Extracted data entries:
>> start

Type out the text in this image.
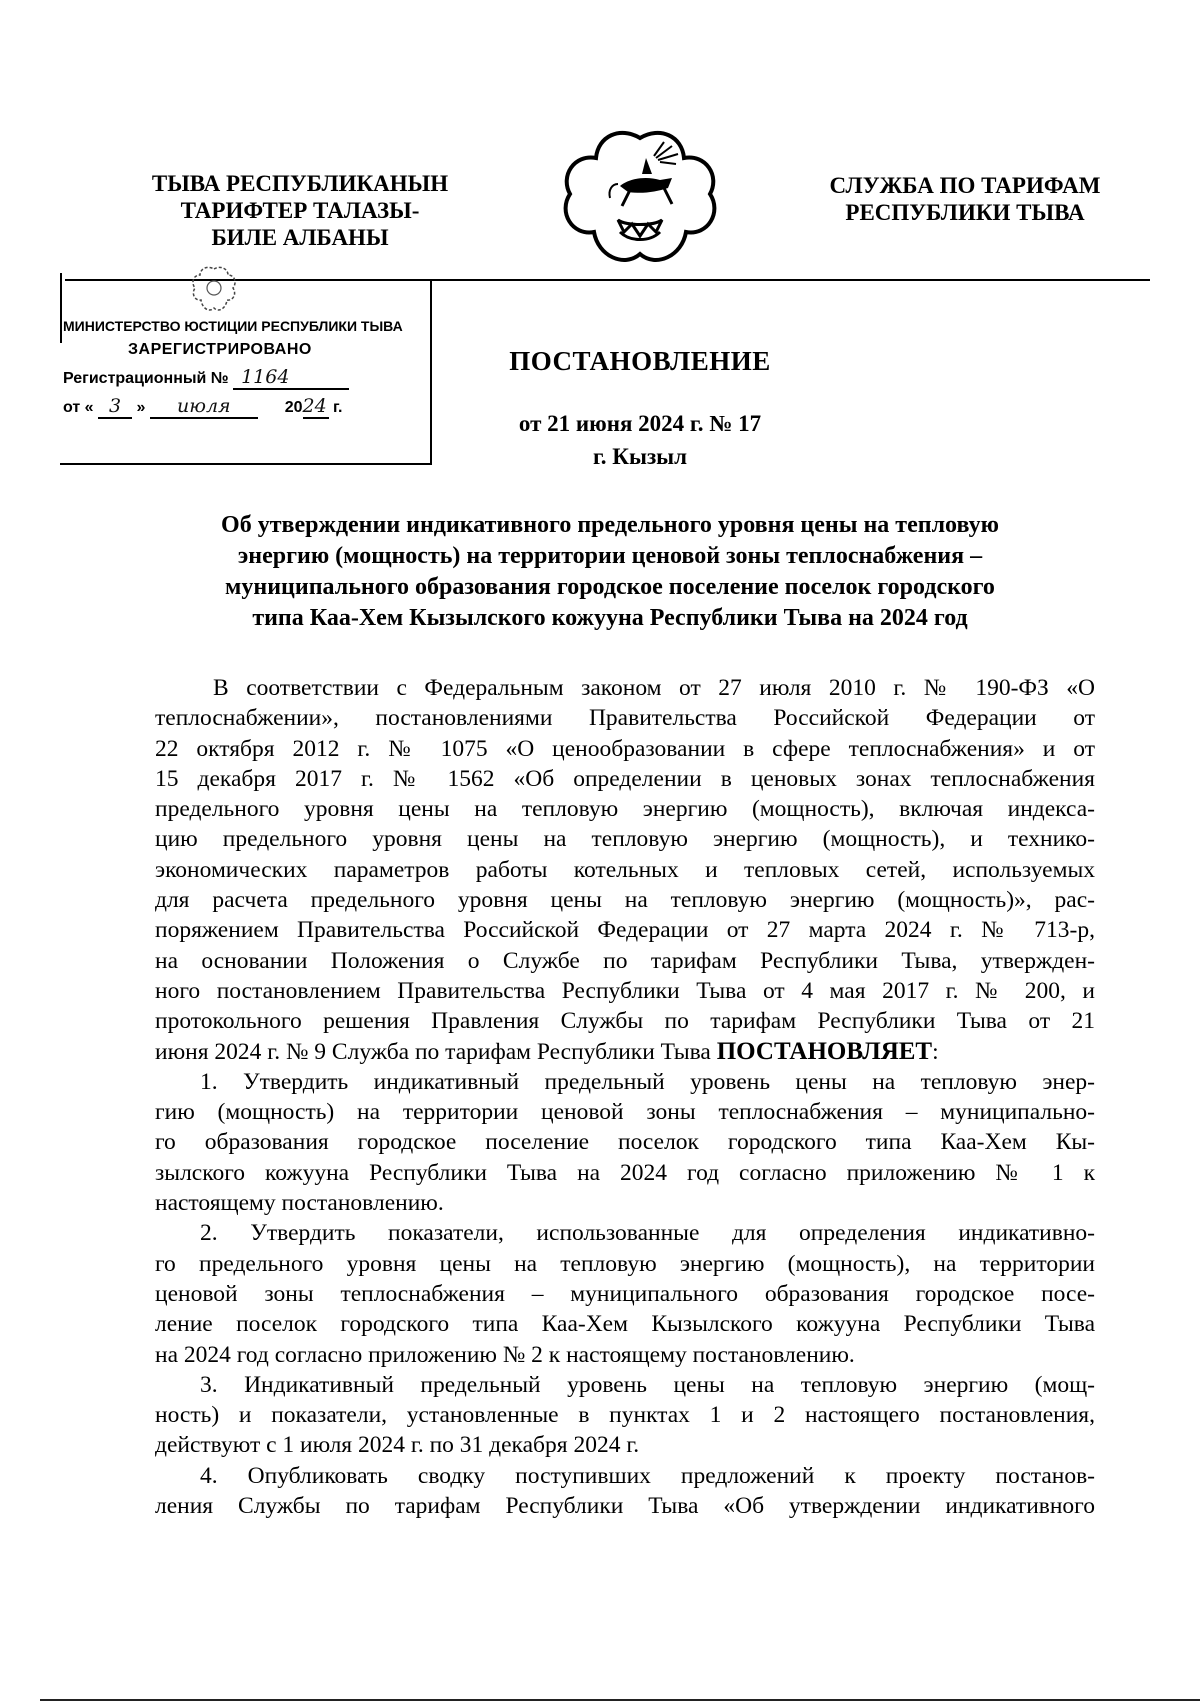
ТЫВА РЕСПУБЛИКАНЫН
ТАРИФТЕР ТАЛАЗЫ-
БИЛЕ АЛБАНЫ
СЛУЖБА ПО ТАРИФАМ
РЕСПУБЛИКИ ТЫВА
МИНИСТЕРСТВО ЮСТИЦИИ РЕСПУБЛИКИ ТЫВА
ЗАРЕГИСТРИРОВАНО
Регистрационный № 1164
от « 3 » июля	2024 г.
ПОСТАНОВЛЕНИЕ
от 21 июня 2024 г. № 17
г. Кызыл
Об утверждении индикативного предельного уровня цены на тепловую
энергию (мощность) на территории ценовой зоны теплоснабжения –
муниципального образования городское поселение поселок городского
типа Каа-Хем Кызылского кожууна Республики Тыва на 2024 год
В соответствии с Федеральным законом от 27 июля 2010 г. № 190-ФЗ «О
теплоснабжении», постановлениями Правительства Российской Федерации от
22 октября 2012 г. № 1075 «О ценообразовании в сфере теплоснабжения» и от
15 декабря 2017 г. № 1562 «Об определении в ценовых зонах теплоснабжения
предельного уровня цены на тепловую энергию (мощность), включая индекса-
цию предельного уровня цены на тепловую энергию (мощность), и технико-
экономических параметров работы котельных и тепловых сетей, используемых
для расчета предельного уровня цены на тепловую энергию (мощность)», рас-
поряжением Правительства Российской Федерации от 27 марта 2024 г. № 713-р,
на основании Положения о Службе по тарифам Республики Тыва, утвержден-
ного постановлением Правительства Республики Тыва от 4 мая 2017 г. № 200, и
протокольного решения Правления Службы по тарифам Республики Тыва от 21
июня 2024 г. № 9 Служба по тарифам Республики Тыва ПОСТАНОВЛЯЕТ:
1. Утвердить индикативный предельный уровень цены на тепловую энер-
гию (мощность) на территории ценовой зоны теплоснабжения – муниципально-
го образования городское поселение поселок городского типа Каа-Хем Кы-
зылского кожууна Республики Тыва на 2024 год согласно приложению № 1 к
настоящему постановлению.
2. Утвердить показатели, использованные для определения индикативно-
го предельного уровня цены на тепловую энергию (мощность), на территории
ценовой зоны теплоснабжения – муниципального образования городское посе-
ление поселок городского типа Каа-Хем Кызылского кожууна Республики Тыва
на 2024 год согласно приложению № 2 к настоящему постановлению.
3. Индикативный предельный уровень цены на тепловую энергию (мощ-
ность) и показатели, установленные в пунктах 1 и 2 настоящего постановления,
действуют с 1 июля 2024 г. по 31 декабря 2024 г.
4. Опубликовать сводку поступивших предложений к проекту постанов-
ления Службы по тарифам Республики Тыва «Об утверждении индикативного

>> end

*Stated task*. Each line in the data that holds the string "Правительства" should be found and copied.

*Solution to this exercise*.
теплоснабжении», постановлениями Правительства Российской Федерации от
поряжением Правительства Российской Федерации от 27 марта 2024 г. № 713-р,
ного постановлением Правительства Республики Тыва от 4 мая 2017 г. № 200, и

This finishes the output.